═════ Provided entries

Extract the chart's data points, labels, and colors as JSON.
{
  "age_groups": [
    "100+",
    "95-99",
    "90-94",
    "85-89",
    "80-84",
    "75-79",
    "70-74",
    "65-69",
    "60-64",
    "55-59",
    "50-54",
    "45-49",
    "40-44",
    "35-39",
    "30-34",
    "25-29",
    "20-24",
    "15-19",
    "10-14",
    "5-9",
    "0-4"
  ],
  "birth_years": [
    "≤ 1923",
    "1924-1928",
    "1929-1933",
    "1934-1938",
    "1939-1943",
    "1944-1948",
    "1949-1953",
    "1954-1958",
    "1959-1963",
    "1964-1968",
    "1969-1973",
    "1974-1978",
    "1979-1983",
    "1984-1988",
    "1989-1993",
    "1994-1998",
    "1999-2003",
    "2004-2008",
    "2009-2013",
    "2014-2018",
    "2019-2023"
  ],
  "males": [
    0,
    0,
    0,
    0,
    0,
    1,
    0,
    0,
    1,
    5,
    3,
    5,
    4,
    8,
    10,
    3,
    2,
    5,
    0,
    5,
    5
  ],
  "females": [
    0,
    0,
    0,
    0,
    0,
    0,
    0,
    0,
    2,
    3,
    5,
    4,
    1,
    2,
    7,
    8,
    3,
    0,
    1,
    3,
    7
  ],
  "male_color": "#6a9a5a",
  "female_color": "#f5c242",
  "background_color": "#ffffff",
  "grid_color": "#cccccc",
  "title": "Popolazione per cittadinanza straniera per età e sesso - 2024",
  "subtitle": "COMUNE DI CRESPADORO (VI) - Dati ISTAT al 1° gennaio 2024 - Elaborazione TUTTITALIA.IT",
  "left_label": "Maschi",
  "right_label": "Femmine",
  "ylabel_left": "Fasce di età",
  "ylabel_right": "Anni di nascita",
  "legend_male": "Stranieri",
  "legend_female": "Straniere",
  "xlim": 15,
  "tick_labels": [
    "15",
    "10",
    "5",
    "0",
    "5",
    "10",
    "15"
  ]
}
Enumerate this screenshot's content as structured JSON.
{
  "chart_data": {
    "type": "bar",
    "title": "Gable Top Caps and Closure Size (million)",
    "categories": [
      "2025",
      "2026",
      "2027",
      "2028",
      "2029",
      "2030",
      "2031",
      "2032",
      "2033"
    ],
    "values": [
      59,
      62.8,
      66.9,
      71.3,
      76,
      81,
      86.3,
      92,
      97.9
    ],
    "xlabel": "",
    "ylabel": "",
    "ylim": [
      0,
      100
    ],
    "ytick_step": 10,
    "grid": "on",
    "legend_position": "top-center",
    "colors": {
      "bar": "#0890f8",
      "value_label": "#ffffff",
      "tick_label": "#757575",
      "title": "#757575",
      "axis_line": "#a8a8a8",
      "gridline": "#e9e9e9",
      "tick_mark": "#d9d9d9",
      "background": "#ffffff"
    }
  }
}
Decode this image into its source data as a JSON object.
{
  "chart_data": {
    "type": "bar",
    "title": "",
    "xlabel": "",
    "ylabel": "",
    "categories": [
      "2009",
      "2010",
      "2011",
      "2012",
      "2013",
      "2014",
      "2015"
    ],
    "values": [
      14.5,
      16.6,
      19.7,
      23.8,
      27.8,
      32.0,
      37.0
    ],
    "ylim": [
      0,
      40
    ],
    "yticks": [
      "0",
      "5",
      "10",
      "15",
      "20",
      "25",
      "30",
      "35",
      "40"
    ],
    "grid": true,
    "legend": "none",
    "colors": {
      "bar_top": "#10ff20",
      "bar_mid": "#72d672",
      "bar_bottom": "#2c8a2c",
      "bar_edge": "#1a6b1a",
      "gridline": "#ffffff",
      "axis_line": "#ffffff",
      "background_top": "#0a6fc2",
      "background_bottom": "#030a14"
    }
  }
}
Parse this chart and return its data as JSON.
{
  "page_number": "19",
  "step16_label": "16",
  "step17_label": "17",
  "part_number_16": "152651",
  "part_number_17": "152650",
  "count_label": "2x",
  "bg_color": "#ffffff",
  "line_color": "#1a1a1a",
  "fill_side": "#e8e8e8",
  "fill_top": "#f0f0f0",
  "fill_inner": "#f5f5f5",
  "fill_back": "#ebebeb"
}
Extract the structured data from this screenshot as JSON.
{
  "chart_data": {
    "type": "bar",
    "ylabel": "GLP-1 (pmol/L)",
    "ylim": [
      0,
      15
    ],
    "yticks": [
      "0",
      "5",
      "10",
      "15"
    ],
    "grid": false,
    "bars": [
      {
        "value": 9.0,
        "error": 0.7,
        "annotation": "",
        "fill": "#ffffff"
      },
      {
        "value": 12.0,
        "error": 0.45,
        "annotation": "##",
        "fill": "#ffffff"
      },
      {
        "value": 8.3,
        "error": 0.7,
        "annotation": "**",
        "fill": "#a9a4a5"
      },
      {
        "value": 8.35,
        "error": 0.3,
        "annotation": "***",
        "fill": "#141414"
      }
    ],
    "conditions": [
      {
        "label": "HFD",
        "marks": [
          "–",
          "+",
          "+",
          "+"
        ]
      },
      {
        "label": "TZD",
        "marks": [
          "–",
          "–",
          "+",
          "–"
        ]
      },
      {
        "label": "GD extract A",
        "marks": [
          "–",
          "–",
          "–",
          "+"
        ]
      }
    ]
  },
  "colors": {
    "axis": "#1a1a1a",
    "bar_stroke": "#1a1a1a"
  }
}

══════════

Given task:
Go through the preceding material and copy each line that has the word "colors".

Solution to this problem:
Extract the chart's data points, labels, and colors as JSON.
    "colors": {
    "colors": {
  "colors": {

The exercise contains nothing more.